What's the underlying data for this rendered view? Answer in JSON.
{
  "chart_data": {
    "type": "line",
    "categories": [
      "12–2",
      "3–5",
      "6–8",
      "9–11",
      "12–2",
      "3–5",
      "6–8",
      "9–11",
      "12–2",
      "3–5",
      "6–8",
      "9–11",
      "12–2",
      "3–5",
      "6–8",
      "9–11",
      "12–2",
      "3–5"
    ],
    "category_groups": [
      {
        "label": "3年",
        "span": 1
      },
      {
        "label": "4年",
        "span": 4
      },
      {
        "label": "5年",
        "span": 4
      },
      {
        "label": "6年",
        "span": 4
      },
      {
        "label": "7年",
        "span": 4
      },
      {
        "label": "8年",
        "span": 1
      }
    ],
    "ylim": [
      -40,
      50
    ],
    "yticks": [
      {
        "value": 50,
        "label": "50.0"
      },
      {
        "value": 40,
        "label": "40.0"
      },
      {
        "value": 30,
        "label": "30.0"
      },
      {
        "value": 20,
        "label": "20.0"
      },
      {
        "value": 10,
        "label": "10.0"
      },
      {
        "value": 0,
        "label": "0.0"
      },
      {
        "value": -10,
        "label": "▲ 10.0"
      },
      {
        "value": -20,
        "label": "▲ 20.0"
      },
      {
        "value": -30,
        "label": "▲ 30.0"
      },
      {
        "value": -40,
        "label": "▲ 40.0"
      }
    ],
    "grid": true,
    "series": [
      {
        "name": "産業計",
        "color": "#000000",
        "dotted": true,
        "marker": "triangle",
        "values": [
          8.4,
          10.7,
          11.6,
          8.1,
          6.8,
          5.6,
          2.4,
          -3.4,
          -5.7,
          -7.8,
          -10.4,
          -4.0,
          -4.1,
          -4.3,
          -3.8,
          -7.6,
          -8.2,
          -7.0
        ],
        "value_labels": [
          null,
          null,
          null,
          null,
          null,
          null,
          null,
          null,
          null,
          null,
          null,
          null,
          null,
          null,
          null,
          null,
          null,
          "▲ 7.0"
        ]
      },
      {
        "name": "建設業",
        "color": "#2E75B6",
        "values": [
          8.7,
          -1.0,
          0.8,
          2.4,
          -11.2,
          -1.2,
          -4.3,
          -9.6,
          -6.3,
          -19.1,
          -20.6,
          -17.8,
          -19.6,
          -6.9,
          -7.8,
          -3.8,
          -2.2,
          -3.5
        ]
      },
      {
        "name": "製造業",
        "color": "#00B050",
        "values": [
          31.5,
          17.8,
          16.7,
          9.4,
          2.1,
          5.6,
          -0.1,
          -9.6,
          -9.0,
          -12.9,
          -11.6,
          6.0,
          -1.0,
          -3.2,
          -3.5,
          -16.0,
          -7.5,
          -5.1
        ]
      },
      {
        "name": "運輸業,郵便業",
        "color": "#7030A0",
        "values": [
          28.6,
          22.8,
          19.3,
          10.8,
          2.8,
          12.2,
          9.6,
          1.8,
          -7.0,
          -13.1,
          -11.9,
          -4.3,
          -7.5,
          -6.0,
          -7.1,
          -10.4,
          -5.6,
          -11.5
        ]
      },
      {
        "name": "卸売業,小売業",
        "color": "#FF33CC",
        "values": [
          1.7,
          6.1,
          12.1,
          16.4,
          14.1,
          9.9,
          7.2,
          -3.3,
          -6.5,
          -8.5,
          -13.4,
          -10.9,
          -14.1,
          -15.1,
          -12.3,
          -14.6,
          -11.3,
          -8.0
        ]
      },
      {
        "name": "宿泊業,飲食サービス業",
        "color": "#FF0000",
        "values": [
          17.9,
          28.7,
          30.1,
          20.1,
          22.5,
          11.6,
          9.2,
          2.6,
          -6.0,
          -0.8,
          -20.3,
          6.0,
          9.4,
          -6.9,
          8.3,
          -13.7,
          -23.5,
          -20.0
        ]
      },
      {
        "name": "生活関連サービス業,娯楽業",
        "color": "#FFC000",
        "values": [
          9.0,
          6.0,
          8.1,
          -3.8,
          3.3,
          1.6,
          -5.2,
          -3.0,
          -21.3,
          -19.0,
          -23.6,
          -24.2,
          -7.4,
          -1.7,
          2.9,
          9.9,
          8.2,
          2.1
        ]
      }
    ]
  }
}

====

» **Written task**: For the entries shown above, give the number of lines that include the word "color", without any other text.

» **Result of this task**: 7